>>

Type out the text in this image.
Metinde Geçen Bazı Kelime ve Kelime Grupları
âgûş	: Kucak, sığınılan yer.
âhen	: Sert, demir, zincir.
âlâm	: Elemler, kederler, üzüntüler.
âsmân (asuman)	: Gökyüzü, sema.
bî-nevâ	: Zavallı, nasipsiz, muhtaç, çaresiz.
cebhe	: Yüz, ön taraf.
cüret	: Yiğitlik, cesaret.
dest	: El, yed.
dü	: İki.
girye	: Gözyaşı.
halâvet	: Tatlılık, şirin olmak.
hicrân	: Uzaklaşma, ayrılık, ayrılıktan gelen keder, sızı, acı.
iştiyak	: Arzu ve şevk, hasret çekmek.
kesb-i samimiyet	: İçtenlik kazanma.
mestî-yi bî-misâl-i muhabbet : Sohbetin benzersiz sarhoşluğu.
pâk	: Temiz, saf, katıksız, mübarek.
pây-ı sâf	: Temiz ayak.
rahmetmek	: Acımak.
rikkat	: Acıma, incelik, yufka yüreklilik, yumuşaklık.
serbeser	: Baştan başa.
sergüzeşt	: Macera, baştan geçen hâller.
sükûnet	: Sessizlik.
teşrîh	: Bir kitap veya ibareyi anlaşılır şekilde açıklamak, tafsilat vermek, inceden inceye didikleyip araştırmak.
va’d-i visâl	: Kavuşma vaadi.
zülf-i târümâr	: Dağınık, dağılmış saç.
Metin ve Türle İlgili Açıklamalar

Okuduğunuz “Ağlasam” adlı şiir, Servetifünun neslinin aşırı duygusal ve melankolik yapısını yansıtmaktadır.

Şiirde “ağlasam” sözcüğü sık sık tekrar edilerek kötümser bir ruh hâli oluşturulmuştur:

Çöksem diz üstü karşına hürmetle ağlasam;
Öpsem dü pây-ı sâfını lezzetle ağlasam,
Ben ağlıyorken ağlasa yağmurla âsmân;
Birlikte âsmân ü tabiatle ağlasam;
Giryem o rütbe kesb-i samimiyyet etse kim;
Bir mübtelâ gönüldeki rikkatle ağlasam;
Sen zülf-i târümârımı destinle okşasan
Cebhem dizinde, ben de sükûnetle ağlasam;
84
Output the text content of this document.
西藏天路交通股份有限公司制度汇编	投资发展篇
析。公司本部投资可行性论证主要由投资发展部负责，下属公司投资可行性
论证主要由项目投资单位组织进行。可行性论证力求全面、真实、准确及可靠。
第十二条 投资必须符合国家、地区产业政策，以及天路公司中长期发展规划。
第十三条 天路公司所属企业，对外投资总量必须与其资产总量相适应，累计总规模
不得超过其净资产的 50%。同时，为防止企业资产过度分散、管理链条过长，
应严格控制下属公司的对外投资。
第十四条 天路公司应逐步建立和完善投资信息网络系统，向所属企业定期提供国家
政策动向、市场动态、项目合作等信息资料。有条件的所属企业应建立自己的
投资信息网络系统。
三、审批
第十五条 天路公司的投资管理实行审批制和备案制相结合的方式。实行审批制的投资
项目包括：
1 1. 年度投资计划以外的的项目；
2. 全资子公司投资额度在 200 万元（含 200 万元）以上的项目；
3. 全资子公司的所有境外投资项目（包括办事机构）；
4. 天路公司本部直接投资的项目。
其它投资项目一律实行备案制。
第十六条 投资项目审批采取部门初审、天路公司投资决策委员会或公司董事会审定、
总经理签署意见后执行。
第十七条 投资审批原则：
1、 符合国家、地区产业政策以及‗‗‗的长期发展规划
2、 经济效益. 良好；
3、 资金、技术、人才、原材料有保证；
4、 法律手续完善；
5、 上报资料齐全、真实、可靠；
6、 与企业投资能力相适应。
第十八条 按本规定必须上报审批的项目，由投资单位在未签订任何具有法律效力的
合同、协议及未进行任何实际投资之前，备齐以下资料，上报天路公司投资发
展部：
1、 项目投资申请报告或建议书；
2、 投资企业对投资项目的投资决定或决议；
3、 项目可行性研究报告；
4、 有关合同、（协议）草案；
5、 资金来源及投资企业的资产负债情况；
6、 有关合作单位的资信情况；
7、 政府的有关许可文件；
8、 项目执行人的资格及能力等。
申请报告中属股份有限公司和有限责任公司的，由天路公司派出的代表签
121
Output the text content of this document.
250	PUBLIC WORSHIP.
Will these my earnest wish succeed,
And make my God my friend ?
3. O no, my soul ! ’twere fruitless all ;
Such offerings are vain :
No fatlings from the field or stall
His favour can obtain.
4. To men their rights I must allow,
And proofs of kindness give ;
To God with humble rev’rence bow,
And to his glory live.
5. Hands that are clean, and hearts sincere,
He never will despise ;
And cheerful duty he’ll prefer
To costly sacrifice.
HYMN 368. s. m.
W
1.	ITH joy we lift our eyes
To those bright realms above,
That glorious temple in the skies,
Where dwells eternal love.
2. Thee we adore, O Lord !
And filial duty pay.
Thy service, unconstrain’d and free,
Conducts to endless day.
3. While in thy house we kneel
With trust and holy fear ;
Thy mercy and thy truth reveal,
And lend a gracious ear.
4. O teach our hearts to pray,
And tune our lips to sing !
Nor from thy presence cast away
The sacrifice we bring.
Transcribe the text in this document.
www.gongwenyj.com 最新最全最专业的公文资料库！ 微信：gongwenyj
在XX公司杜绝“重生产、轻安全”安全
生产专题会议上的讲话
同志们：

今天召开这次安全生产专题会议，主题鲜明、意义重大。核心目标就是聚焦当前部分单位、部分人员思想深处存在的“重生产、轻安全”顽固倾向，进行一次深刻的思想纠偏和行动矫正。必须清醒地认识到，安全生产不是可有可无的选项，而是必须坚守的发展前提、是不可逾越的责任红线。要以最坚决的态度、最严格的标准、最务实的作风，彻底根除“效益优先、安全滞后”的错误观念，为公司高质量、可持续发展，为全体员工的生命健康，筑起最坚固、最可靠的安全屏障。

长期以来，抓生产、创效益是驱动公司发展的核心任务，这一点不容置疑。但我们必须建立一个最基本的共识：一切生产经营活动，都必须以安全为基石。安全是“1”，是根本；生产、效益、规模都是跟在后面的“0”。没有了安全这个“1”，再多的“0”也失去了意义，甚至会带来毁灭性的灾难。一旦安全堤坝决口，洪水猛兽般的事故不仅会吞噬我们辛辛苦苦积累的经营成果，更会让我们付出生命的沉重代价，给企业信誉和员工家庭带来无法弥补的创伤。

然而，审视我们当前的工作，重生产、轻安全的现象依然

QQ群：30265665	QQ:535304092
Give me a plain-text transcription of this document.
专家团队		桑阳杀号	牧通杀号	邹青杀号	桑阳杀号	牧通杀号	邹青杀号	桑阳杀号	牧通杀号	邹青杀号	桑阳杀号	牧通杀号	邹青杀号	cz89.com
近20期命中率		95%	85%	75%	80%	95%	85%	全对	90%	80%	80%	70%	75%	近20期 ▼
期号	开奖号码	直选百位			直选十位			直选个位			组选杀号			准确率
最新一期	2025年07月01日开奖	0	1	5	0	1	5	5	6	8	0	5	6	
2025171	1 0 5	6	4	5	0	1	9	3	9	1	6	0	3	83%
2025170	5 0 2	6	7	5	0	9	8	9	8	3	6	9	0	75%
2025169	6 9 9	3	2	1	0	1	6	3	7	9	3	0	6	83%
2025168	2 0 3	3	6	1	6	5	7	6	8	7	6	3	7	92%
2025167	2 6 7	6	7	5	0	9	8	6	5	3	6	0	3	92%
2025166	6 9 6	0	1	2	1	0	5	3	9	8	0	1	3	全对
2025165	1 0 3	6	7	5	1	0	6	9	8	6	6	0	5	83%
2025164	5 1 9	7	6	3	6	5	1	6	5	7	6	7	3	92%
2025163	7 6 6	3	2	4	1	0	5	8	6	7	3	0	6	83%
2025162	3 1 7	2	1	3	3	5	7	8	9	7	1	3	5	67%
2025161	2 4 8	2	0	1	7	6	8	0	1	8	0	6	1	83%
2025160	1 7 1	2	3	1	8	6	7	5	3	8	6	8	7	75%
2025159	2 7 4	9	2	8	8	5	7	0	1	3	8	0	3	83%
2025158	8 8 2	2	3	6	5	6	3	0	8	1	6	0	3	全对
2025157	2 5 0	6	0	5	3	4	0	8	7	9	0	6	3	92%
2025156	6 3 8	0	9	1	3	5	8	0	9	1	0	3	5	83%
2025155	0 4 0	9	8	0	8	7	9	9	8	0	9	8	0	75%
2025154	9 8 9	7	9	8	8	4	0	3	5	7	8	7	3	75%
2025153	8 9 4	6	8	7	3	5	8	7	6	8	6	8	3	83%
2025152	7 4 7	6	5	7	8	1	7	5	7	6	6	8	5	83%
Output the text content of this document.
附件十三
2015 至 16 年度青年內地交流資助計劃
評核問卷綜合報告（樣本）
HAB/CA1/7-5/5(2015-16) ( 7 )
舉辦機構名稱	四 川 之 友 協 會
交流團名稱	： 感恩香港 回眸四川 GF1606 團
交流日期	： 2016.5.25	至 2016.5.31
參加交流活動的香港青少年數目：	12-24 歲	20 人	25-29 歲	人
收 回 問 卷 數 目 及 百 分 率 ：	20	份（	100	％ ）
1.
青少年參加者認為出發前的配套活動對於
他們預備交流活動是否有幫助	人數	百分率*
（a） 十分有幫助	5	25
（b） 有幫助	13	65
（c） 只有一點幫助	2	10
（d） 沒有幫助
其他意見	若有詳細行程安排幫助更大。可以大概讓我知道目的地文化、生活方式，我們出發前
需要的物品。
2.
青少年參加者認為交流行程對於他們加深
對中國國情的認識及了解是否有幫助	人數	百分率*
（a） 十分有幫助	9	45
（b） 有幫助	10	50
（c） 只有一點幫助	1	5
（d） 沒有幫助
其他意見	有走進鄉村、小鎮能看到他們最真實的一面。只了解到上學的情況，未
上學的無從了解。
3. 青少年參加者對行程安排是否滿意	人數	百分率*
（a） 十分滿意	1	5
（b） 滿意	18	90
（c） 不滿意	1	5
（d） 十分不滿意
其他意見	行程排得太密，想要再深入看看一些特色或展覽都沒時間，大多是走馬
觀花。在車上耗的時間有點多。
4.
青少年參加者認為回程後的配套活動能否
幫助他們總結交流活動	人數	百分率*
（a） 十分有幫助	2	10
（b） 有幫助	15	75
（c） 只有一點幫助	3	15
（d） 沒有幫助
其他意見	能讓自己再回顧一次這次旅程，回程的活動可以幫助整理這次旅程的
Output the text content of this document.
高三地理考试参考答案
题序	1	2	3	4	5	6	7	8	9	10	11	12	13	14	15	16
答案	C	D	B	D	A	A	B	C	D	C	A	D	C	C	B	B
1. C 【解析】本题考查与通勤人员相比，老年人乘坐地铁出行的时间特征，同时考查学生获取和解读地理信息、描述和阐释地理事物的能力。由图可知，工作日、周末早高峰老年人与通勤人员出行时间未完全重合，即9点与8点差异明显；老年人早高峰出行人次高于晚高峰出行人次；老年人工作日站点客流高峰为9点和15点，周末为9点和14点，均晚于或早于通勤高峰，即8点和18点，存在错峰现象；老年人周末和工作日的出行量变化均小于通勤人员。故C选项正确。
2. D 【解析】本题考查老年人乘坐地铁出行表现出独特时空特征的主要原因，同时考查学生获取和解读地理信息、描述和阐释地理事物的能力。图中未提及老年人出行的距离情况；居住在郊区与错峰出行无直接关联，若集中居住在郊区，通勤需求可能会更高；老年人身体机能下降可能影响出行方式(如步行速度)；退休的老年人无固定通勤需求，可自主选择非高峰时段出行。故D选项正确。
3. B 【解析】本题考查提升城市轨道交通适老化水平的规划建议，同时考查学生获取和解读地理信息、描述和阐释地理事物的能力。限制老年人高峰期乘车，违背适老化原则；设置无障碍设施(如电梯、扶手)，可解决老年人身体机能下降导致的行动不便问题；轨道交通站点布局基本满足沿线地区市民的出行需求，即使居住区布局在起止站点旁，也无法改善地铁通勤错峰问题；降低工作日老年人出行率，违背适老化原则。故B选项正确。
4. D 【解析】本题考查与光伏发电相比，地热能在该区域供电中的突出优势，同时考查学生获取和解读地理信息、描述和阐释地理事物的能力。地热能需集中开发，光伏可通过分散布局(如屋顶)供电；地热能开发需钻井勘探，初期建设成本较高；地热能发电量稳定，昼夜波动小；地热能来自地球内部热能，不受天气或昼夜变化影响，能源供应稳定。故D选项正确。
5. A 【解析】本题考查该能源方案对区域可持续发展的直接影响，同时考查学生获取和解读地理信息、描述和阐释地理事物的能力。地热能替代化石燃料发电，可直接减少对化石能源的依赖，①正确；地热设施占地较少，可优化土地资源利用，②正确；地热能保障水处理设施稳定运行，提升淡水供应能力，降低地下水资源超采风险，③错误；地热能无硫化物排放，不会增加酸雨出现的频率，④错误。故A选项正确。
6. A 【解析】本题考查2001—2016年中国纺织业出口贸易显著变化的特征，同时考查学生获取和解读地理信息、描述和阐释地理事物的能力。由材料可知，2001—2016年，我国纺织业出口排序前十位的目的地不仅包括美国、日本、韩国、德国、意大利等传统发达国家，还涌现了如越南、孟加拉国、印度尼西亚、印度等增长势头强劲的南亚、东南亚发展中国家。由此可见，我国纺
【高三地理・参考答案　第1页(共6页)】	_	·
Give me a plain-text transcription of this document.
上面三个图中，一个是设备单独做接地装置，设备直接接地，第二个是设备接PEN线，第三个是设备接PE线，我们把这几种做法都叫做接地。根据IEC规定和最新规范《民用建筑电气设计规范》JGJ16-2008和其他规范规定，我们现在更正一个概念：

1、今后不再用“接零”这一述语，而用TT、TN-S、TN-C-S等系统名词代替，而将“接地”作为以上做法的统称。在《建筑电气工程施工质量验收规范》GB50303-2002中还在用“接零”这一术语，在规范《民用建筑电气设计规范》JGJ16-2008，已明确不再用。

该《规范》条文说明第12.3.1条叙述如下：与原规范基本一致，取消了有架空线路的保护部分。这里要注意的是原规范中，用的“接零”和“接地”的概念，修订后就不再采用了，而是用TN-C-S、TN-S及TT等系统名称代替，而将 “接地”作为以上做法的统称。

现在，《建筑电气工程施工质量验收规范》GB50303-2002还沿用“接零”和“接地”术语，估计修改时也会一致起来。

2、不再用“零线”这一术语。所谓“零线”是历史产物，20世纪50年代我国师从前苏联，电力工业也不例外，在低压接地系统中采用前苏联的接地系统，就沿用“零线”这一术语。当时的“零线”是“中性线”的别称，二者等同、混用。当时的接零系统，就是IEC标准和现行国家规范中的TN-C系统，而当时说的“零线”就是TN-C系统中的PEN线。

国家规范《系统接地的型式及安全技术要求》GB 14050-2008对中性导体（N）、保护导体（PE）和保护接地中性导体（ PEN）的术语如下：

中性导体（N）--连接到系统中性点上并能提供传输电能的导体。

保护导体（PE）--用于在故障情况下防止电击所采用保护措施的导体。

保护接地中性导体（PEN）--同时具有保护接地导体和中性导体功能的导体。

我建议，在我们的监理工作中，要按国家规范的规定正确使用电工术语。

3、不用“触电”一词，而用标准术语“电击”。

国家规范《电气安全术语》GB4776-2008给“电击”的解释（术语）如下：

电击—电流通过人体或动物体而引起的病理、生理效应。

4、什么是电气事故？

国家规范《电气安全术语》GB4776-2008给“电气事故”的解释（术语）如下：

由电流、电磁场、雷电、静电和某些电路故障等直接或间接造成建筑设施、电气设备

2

<<

**WHAT TO WORK ON:** Copy out all lines from the material above that contain the string "sacrifice".

**FINISHED ANSWER:**
To costly sacrifice.
The sacrifice we bring.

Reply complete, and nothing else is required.